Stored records
※

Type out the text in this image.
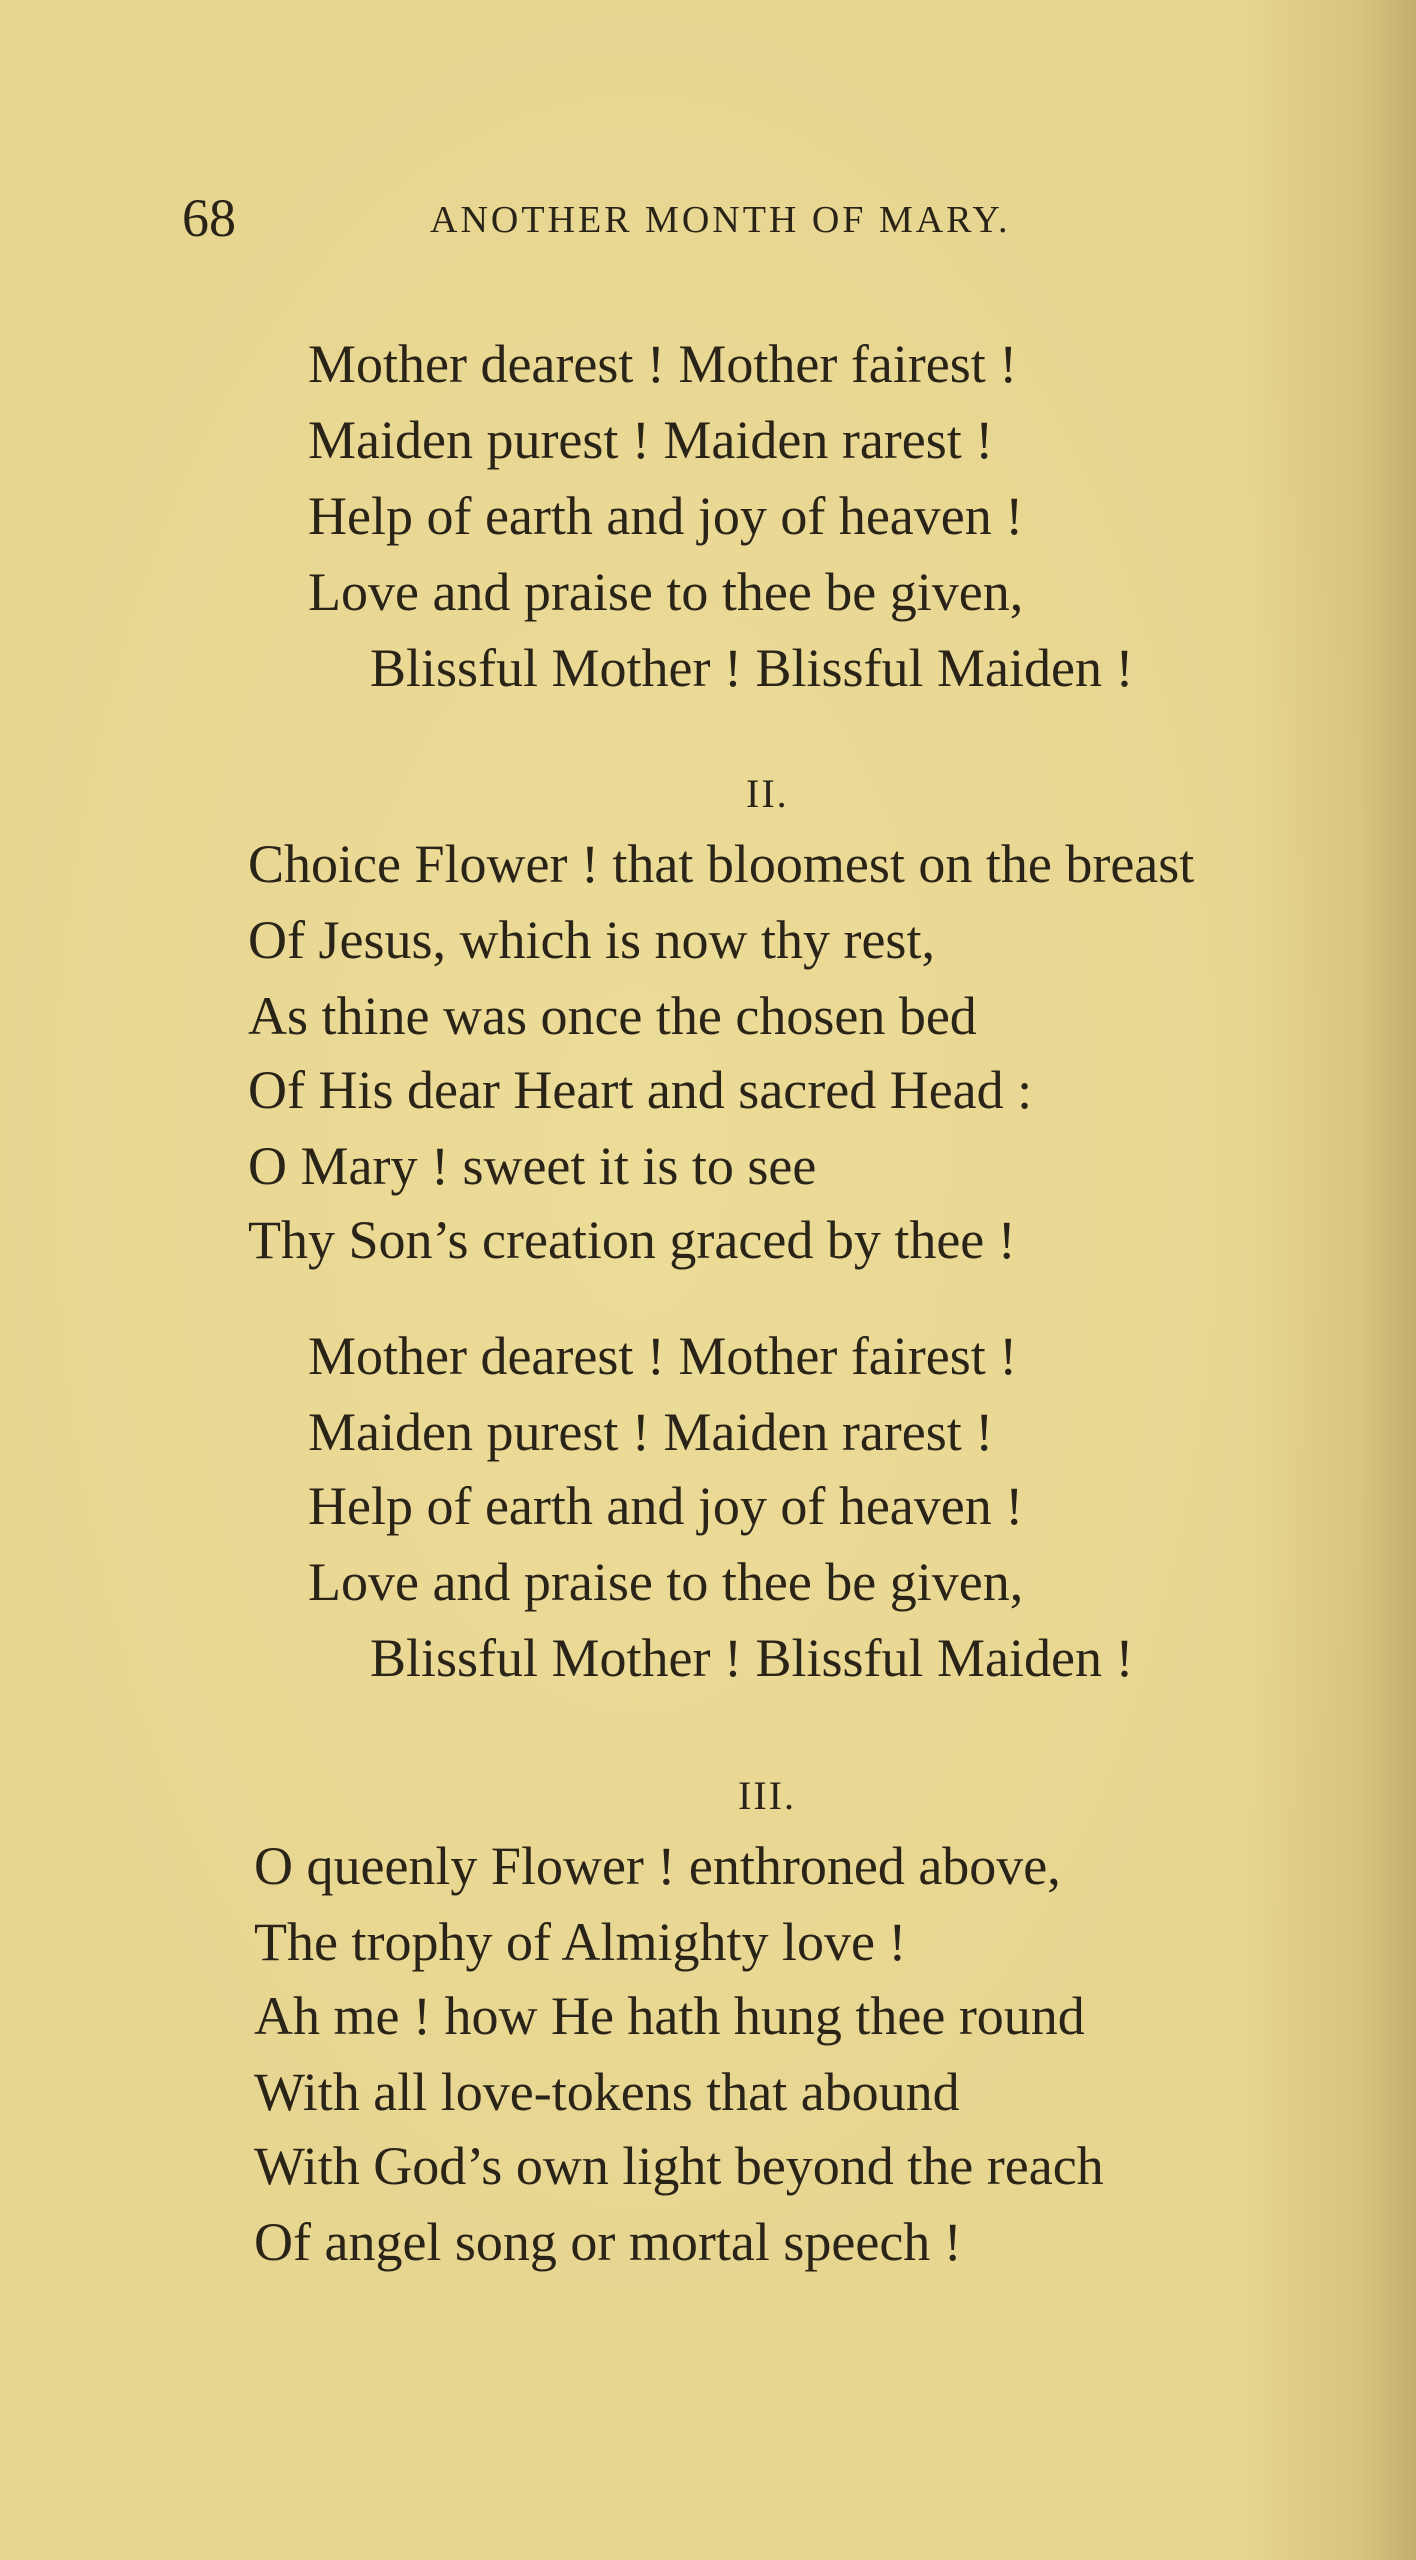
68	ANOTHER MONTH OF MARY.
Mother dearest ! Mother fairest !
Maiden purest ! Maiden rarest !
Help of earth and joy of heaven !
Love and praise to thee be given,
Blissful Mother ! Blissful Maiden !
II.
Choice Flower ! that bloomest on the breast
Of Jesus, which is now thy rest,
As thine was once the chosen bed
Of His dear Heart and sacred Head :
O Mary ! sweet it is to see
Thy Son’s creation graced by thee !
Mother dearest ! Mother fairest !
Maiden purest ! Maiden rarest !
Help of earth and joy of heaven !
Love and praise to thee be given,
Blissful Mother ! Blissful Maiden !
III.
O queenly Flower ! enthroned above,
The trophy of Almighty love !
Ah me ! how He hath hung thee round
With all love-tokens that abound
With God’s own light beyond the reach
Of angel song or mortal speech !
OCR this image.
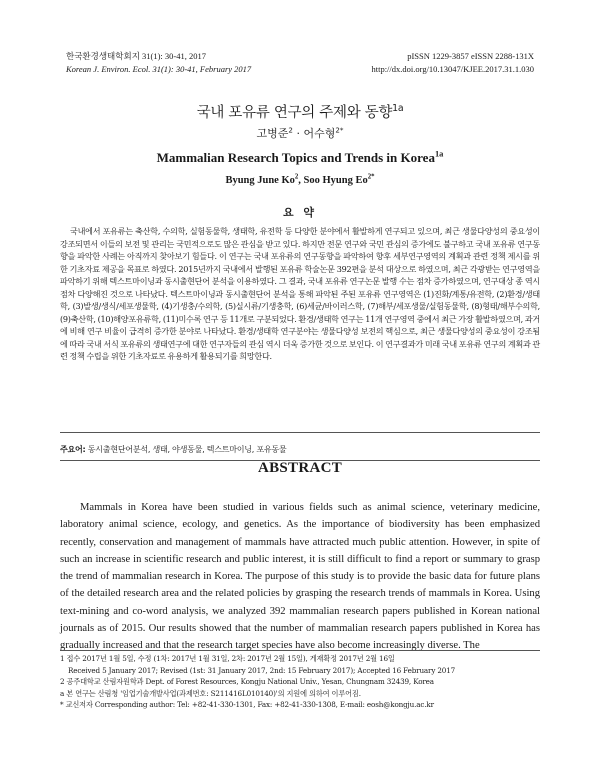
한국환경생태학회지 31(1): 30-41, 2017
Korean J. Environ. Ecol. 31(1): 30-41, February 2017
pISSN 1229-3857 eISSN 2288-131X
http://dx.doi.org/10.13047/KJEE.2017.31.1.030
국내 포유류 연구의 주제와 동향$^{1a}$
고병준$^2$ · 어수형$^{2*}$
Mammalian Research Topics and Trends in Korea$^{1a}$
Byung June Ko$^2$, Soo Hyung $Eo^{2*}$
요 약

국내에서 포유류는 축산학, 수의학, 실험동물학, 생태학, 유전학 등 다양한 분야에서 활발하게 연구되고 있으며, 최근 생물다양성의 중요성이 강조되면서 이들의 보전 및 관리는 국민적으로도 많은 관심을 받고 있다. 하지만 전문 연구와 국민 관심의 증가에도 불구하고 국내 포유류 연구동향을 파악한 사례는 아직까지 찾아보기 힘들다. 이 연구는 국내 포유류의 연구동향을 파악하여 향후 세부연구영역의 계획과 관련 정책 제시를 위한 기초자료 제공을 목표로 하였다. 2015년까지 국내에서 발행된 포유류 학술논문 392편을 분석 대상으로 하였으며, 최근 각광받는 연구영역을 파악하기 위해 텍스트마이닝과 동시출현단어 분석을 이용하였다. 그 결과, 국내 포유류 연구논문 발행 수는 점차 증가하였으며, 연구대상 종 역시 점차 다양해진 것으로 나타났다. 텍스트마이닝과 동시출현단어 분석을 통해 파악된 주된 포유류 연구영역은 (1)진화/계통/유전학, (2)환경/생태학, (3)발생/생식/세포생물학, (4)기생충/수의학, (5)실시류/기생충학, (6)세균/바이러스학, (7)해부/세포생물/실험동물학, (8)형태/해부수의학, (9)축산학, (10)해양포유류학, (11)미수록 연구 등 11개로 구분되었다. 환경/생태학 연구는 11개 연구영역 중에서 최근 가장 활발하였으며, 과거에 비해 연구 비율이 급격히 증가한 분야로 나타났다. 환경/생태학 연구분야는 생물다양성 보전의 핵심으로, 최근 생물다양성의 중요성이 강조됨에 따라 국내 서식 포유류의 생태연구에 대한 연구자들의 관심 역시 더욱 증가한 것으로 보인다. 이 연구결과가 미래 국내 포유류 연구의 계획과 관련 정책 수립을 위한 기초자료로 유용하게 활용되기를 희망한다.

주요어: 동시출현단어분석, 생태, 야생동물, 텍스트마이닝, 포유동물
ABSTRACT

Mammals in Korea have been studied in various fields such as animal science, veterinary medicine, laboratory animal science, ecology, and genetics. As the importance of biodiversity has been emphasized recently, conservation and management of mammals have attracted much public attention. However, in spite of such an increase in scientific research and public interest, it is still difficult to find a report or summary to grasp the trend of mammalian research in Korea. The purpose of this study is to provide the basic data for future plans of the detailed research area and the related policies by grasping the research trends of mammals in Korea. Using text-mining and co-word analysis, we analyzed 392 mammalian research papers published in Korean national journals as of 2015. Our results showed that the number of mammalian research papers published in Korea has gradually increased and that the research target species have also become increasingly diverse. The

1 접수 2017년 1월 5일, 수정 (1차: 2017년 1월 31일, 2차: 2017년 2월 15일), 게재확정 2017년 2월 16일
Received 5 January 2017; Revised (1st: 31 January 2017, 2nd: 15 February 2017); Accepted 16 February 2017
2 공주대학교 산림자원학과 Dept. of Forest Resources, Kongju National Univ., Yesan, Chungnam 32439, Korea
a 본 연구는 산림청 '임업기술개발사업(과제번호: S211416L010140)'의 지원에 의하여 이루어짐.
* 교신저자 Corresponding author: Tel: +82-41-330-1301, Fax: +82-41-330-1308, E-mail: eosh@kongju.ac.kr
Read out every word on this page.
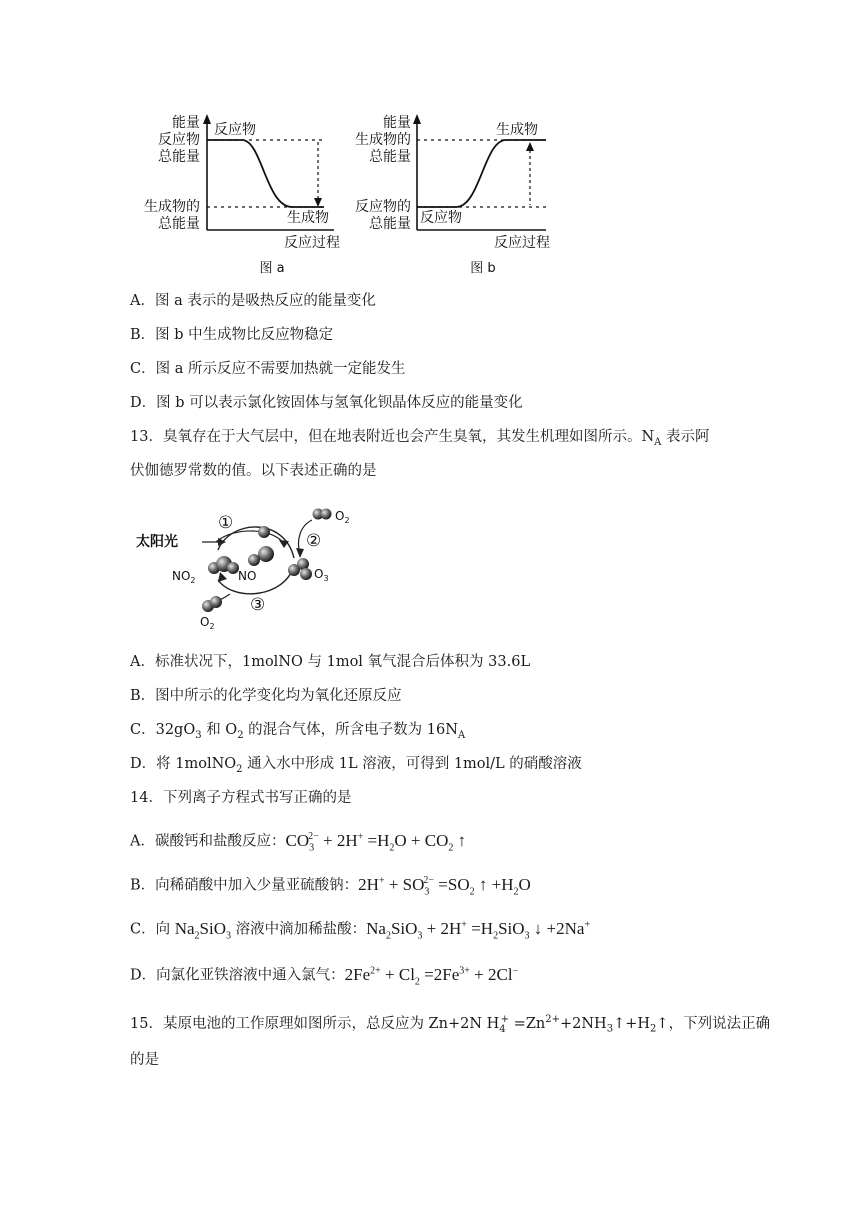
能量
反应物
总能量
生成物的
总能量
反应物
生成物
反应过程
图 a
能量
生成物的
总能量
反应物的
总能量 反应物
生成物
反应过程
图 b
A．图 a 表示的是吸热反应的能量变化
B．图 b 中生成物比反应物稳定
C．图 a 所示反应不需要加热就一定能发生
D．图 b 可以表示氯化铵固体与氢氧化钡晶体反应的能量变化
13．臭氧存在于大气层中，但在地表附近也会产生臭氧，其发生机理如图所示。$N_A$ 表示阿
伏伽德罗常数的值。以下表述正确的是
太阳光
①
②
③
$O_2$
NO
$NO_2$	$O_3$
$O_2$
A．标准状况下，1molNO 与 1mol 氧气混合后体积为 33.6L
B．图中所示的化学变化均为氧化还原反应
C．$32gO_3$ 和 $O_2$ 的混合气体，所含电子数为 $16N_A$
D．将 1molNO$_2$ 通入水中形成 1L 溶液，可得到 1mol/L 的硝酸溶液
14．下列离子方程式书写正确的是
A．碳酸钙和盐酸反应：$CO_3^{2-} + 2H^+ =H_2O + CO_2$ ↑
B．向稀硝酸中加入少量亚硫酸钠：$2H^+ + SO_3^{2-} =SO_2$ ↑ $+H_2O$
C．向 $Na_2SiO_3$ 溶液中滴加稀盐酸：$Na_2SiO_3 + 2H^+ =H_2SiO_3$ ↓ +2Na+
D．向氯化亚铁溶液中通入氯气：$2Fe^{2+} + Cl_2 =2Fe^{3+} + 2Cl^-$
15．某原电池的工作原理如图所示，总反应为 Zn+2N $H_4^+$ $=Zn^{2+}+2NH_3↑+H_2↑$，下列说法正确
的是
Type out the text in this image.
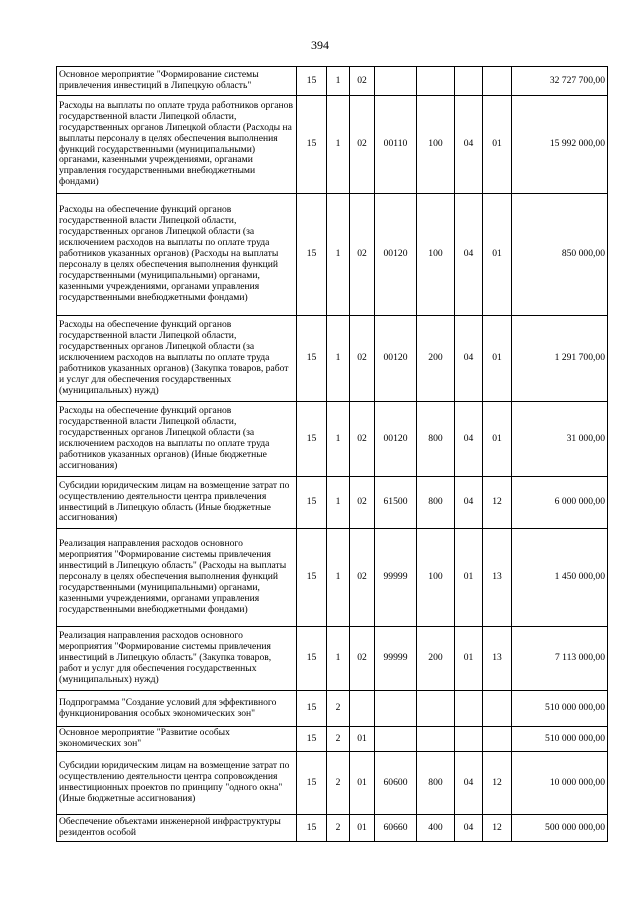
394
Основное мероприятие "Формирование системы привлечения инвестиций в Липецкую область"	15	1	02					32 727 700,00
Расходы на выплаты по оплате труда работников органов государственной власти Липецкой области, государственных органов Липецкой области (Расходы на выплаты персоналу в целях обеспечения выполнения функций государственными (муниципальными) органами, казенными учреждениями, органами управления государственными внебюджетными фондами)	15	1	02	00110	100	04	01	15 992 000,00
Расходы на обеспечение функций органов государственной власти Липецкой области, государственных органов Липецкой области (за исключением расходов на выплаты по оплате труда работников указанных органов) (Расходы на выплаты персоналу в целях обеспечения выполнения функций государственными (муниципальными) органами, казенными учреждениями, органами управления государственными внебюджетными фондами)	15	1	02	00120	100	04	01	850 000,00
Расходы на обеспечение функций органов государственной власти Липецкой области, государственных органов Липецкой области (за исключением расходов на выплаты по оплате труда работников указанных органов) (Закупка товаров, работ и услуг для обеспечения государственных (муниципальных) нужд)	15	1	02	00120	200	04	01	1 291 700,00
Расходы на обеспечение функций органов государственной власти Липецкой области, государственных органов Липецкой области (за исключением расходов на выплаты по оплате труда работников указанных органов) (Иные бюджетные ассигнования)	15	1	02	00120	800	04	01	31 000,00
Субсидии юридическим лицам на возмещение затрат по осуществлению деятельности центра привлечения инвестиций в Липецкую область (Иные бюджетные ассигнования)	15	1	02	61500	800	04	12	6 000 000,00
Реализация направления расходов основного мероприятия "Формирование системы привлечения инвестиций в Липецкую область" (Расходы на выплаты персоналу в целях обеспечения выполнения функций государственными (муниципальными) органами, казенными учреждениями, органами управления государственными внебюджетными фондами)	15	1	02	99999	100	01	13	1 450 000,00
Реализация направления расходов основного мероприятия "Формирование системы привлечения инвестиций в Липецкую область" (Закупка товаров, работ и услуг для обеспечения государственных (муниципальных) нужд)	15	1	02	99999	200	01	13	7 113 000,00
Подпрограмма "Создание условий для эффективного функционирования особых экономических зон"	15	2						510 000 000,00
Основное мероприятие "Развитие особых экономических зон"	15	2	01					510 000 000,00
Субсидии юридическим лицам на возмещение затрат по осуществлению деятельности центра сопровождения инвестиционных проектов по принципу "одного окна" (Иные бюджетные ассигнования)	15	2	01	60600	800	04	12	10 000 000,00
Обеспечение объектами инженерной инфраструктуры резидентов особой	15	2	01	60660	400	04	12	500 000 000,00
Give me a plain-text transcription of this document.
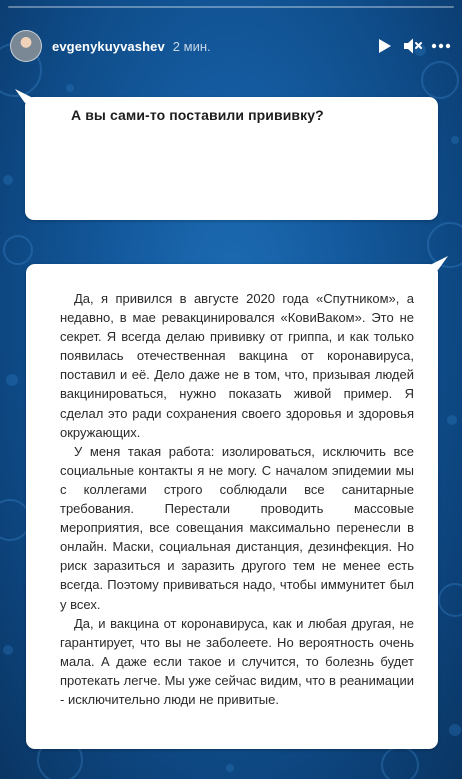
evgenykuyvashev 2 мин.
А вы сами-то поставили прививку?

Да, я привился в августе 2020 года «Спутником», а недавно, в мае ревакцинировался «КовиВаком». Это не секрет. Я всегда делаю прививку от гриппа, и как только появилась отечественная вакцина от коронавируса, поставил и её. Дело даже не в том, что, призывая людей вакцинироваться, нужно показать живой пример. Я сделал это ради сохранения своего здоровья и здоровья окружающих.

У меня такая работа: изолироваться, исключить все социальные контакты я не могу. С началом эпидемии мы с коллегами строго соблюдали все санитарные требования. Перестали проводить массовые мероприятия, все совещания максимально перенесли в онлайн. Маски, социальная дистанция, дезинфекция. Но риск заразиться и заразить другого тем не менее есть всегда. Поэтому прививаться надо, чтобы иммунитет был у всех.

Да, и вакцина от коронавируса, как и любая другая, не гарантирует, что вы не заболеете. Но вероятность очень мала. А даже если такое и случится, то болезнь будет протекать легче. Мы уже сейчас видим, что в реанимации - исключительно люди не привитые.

※

◆ **What is required**
Show the lines from the data above that contain the string "экономических".

◆ **Full answer**
Подпрограмма "Создание условий для эффективного функционирования особых экономических зон"	15	2						510 000 000,00
Основное мероприятие "Развитие особых экономических зон"	15	2	01					510 000 000,00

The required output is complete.